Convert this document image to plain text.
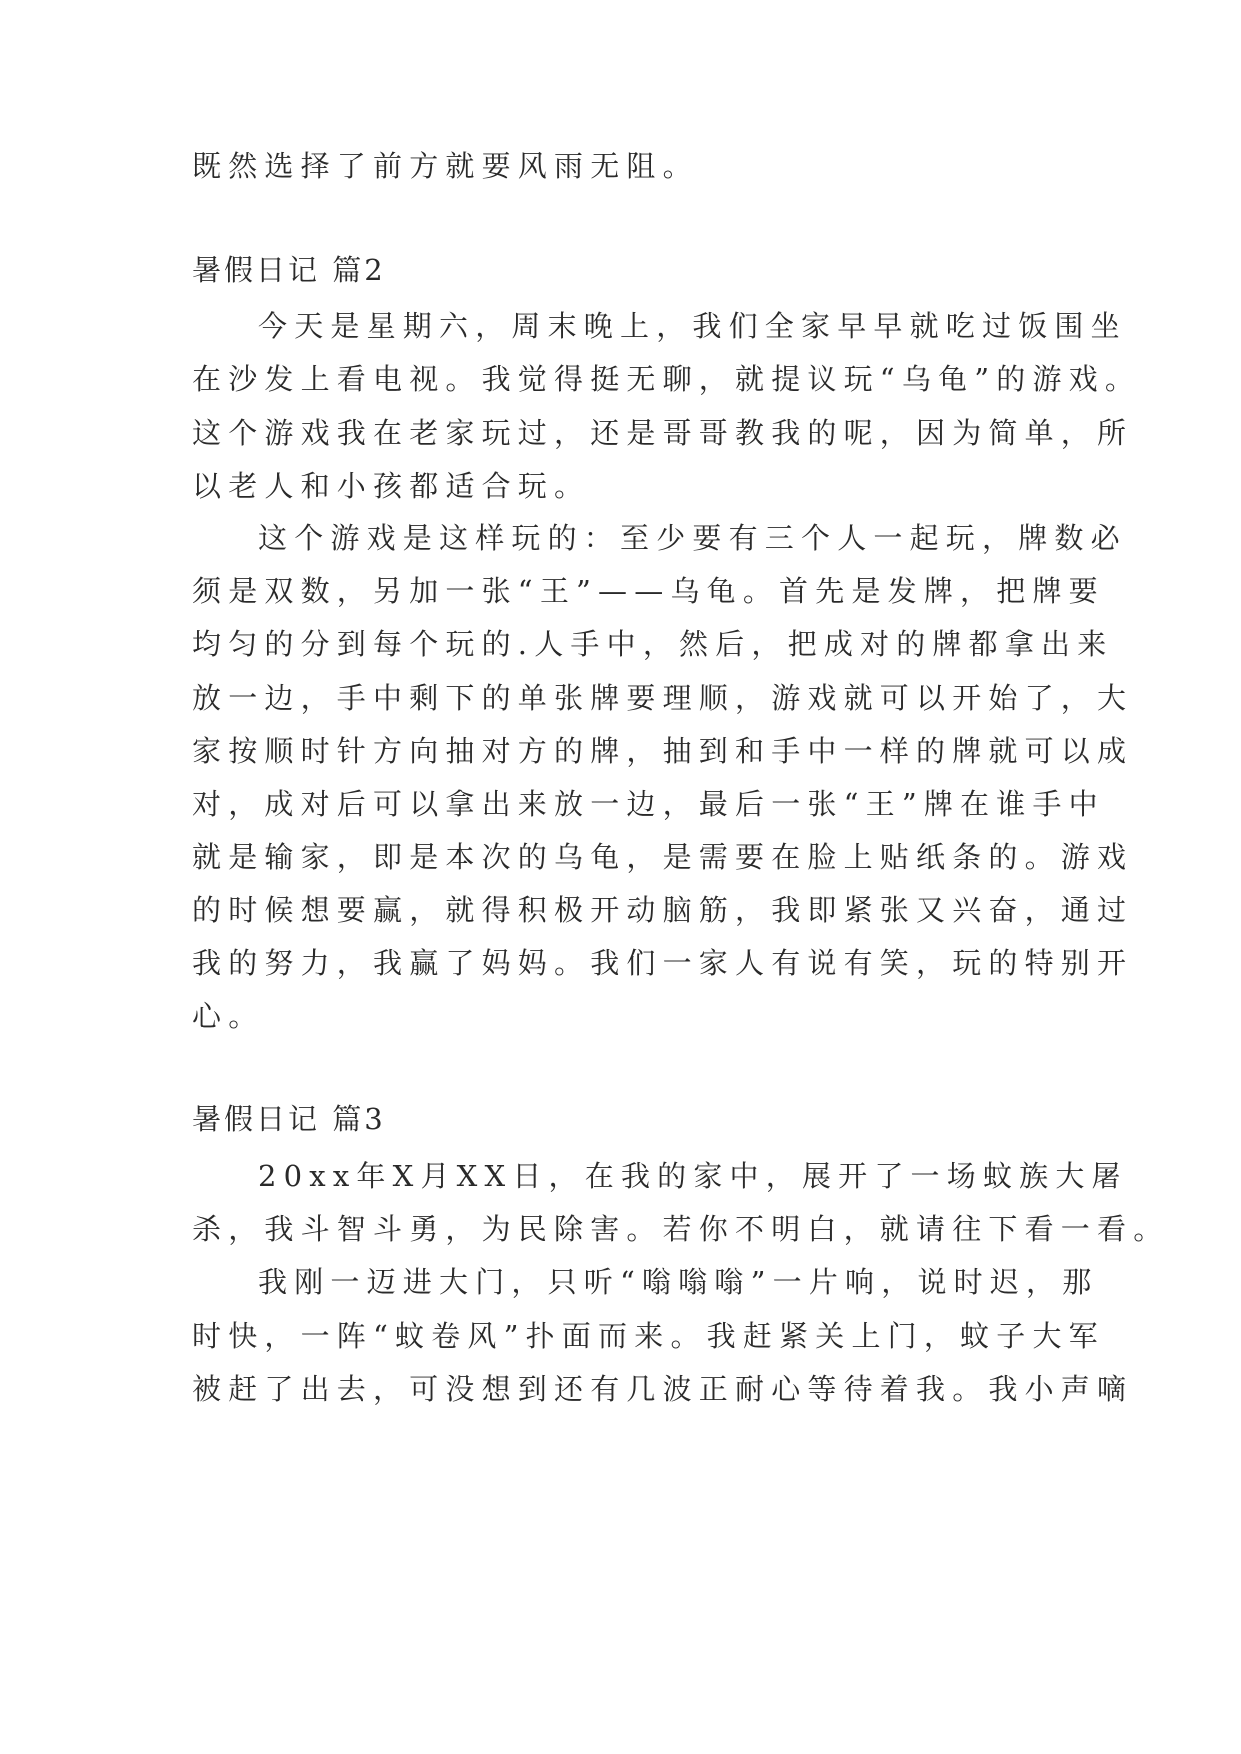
既然选择了前方就要风雨无阻。

暑假日记 篇2

今天是星期六，周末晚上，我们全家早早就吃过饭围坐

在沙发上看电视。我觉得挺无聊，就提议玩“乌龟”的游戏。

这个游戏我在老家玩过，还是哥哥教我的呢，因为简单，所

以老人和小孩都适合玩。

这个游戏是这样玩的：至少要有三个人一起玩，牌数必

须是双数，另加一张“王”——乌龟。首先是发牌，把牌要

均匀的分到每个玩的.人手中，然后，把成对的牌都拿出来

放一边，手中剩下的单张牌要理顺，游戏就可以开始了，大

家按顺时针方向抽对方的牌，抽到和手中一样的牌就可以成

对，成对后可以拿出来放一边，最后一张“王”牌在谁手中

就是输家，即是本次的乌龟，是需要在脸上贴纸条的。游戏

的时候想要赢，就得积极开动脑筋，我即紧张又兴奋，通过

我的努力，我赢了妈妈。我们一家人有说有笑，玩的特别开

心。

暑假日记 篇3

20xx年X月XX日，在我的家中，展开了一场蚊族大屠

杀，我斗智斗勇，为民除害。若你不明白，就请往下看一看。

我刚一迈进大门，只听“嗡嗡嗡”一片响，说时迟，那

时快，一阵“蚊卷风”扑面而来。我赶紧关上门，蚊子大军

被赶了出去，可没想到还有几波正耐心等待着我。我小声嘀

+++

Short problem - Your task is to repeat the data above exactly while excluding the pictures.

Solution to the exercise -
Convert this document image to plain text.
既然选择了前方就要风雨无阻。

暑假日记 篇2

今天是星期六，周末晚上，我们全家早早就吃过饭围坐

在沙发上看电视。我觉得挺无聊，就提议玩“乌龟”的游戏。

这个游戏我在老家玩过，还是哥哥教我的呢，因为简单，所

以老人和小孩都适合玩。

这个游戏是这样玩的：至少要有三个人一起玩，牌数必

须是双数，另加一张“王”——乌龟。首先是发牌，把牌要

均匀的分到每个玩的.人手中，然后，把成对的牌都拿出来

放一边，手中剩下的单张牌要理顺，游戏就可以开始了，大

家按顺时针方向抽对方的牌，抽到和手中一样的牌就可以成

对，成对后可以拿出来放一边，最后一张“王”牌在谁手中

就是输家，即是本次的乌龟，是需要在脸上贴纸条的。游戏

的时候想要赢，就得积极开动脑筋，我即紧张又兴奋，通过

我的努力，我赢了妈妈。我们一家人有说有笑，玩的特别开

心。

暑假日记 篇3

20xx年X月XX日，在我的家中，展开了一场蚊族大屠

杀，我斗智斗勇，为民除害。若你不明白，就请往下看一看。

我刚一迈进大门，只听“嗡嗡嗡”一片响，说时迟，那

时快，一阵“蚊卷风”扑面而来。我赶紧关上门，蚊子大军

被赶了出去，可没想到还有几波正耐心等待着我。我小声嘀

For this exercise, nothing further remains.